** Start **

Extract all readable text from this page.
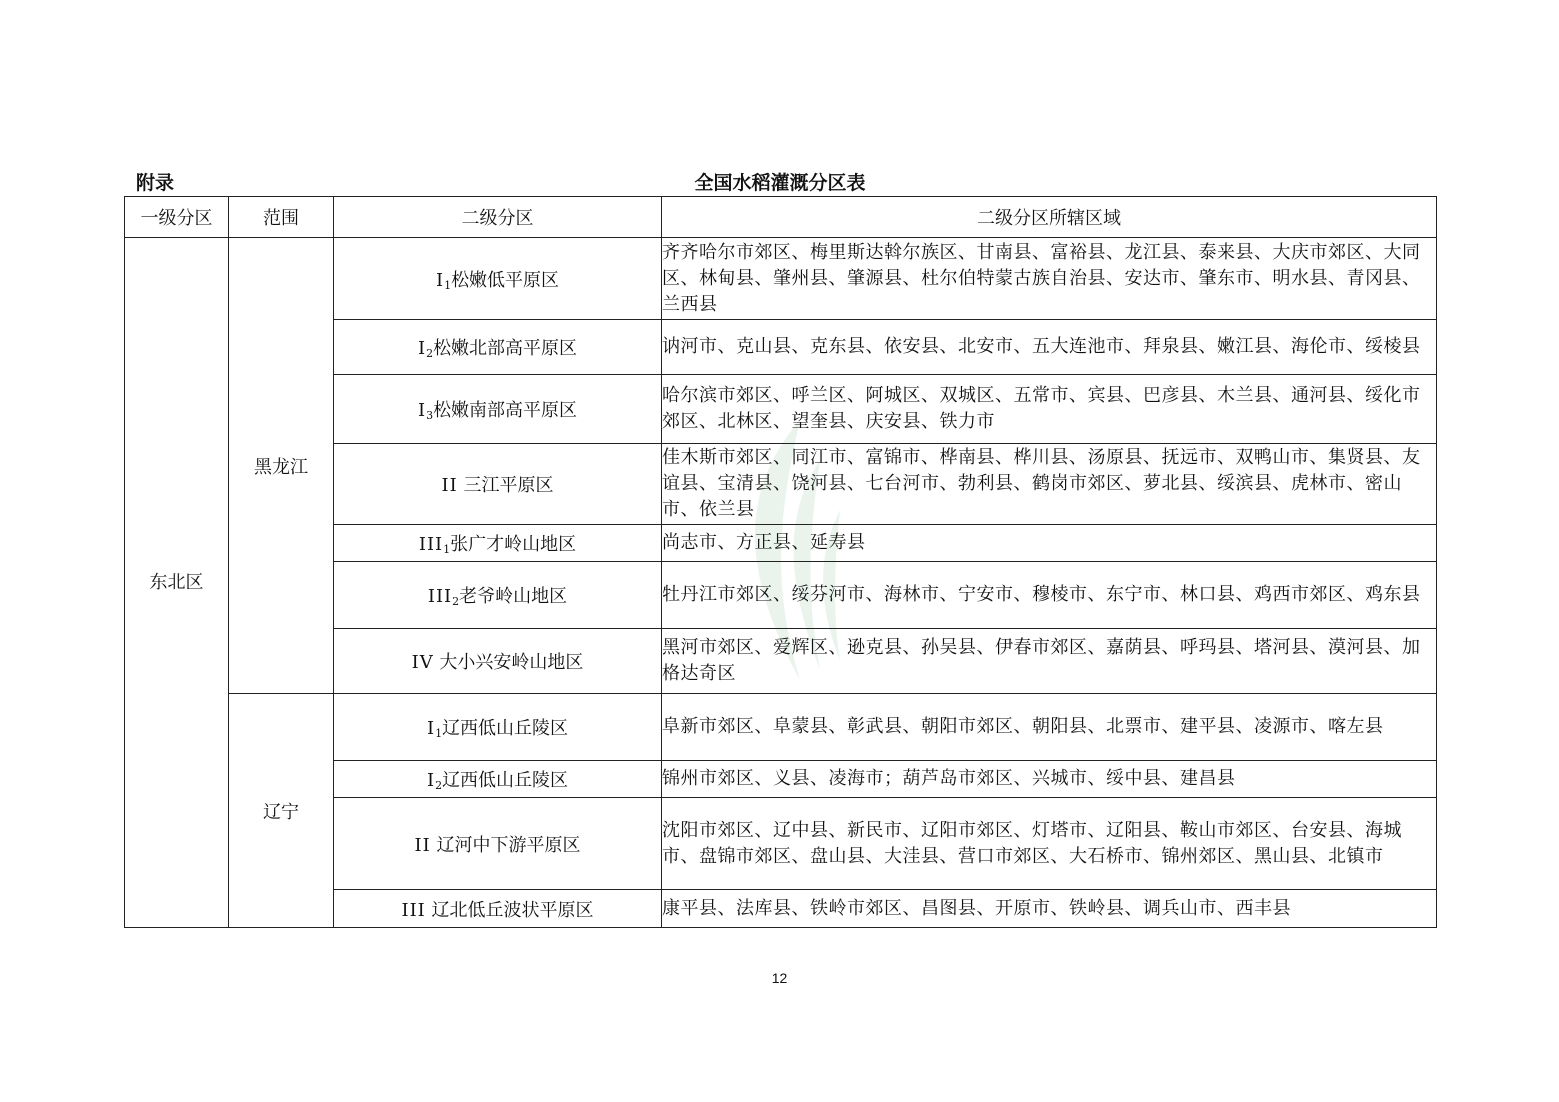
附录	全国水稻灌溉分区表
一级分区	范围	二级分区	二级分区所辖区域
东北区	黑龙江	$I_1$松嫩低平原区	齐齐哈尔市郊区、梅里斯达斡尔族区、甘南县、富裕县、龙江县、泰来县、大庆市郊区、大同区、林甸县、肇州县、肇源县、杜尔伯特蒙古族自治县、安达市、肇东市、明水县、青冈县、兰西县
		$I_2$松嫩北部高平原区	讷河市、克山县、克东县、依安县、北安市、五大连池市、拜泉县、嫩江县、海伦市、绥棱县
		$I_3$松嫩南部高平原区	哈尔滨市郊区、呼兰区、阿城区、双城区、五常市、宾县、巴彦县、木兰县、通河县、绥化市郊区、北林区、望奎县、庆安县、铁力市
		II 三江平原区	佳木斯市郊区、同江市、富锦市、桦南县、桦川县、汤原县、抚远市、双鸭山市、集贤县、友谊县、宝清县、饶河县、七台河市、勃利县、鹤岗市郊区、萝北县、绥滨县、虎林市、密山市、依兰县
		$III_1$张广才岭山地区	尚志市、方正县、延寿县
		$III_2$老爷岭山地区	牡丹江市郊区、绥芬河市、海林市、宁安市、穆棱市、东宁市、林口县、鸡西市郊区、鸡东县
		IV 大小兴安岭山地区	黑河市郊区、爱辉区、逊克县、孙吴县、伊春市郊区、嘉荫县、呼玛县、塔河县、漠河县、加格达奇区
	辽宁	$I_1$辽西低山丘陵区	阜新市郊区、阜蒙县、彰武县、朝阳市郊区、朝阳县、北票市、建平县、凌源市、喀左县
		$I_2$辽西低山丘陵区	锦州市郊区、义县、凌海市；葫芦岛市郊区、兴城市、绥中县、建昌县
		II 辽河中下游平原区	沈阳市郊区、辽中县、新民市、辽阳市郊区、灯塔市、辽阳县、鞍山市郊区、台安县、海城市、盘锦市郊区、盘山县、大洼县、营口市郊区、大石桥市、锦州郊区、黑山县、北镇市
		III 辽北低丘波状平原区	康平县、法库县、铁岭市郊区、昌图县、开原市、铁岭县、调兵山市、西丰县
12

** End **

Brief. Your answer should be a single number: the count of lines in the data that include the word "辽西低山丘陵区".

Result below. 2